→ Task directions: Exclude any images and output the remaining records exactly.

Recorded data:
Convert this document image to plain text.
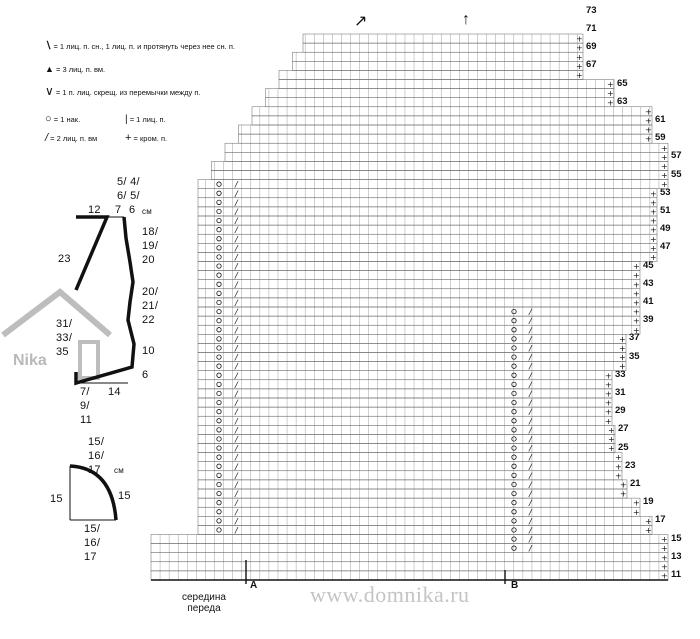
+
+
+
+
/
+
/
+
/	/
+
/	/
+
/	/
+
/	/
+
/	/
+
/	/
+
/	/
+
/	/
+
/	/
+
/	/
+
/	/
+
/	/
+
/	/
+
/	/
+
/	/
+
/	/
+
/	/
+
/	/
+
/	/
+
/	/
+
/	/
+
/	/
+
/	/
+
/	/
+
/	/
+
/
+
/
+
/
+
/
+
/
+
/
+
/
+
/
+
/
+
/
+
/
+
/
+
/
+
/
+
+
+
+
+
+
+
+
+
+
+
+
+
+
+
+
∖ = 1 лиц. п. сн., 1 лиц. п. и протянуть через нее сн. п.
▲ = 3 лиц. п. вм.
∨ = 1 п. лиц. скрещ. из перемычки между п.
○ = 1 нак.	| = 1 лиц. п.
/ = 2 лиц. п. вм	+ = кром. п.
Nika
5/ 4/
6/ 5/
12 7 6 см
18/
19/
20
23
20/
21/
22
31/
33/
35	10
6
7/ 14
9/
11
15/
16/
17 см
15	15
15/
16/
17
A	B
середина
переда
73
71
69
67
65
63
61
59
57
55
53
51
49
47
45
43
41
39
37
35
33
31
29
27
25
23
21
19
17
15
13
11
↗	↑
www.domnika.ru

→ Written reply:
Convert this document image to plain text.
+
+
+
+
/
+
/
+
/	/
+
/	/
+
/	/
+
/	/
+
/	/
+
/	/
+
/	/
+
/	/
+
/	/
+
/	/
+
/	/
+
/	/
+
/	/
+
/	/
+
/	/
+
/	/
+
/	/
+
/	/
+
/	/
+
/	/
+
/	/
+
/	/
+
/	/
+
/	/
+
/	/
+
/
+
/
+
/
+
/
+
/
+
/
+
/
+
/
+
/
+
/
+
/
+
/
+
/
+
/
+
+
+
+
+
+
+
+
+
+
+
+
+
+
+
+
∖ = 1 лиц. п. сн., 1 лиц. п. и протянуть через нее сн. п.
▲ = 3 лиц. п. вм.
∨ = 1 п. лиц. скрещ. из перемычки между п.
○ = 1 нак.	| = 1 лиц. п.
/ = 2 лиц. п. вм	+ = кром. п.
Nika
5/ 4/
6/ 5/
12 7 6 см
18/
19/
20
23
20/
21/
22
31/
33/
35	10
6
7/ 14
9/
11
15/
16/
17 см
15	15
15/
16/
17
A	B
середина
переда
73
71
69
67
65
63
61
59
57
55
53
51
49
47
45
43
41
39
37
35
33
31
29
27
25
23
21
19
17
15
13
11
↗	↑
www.domnika.ru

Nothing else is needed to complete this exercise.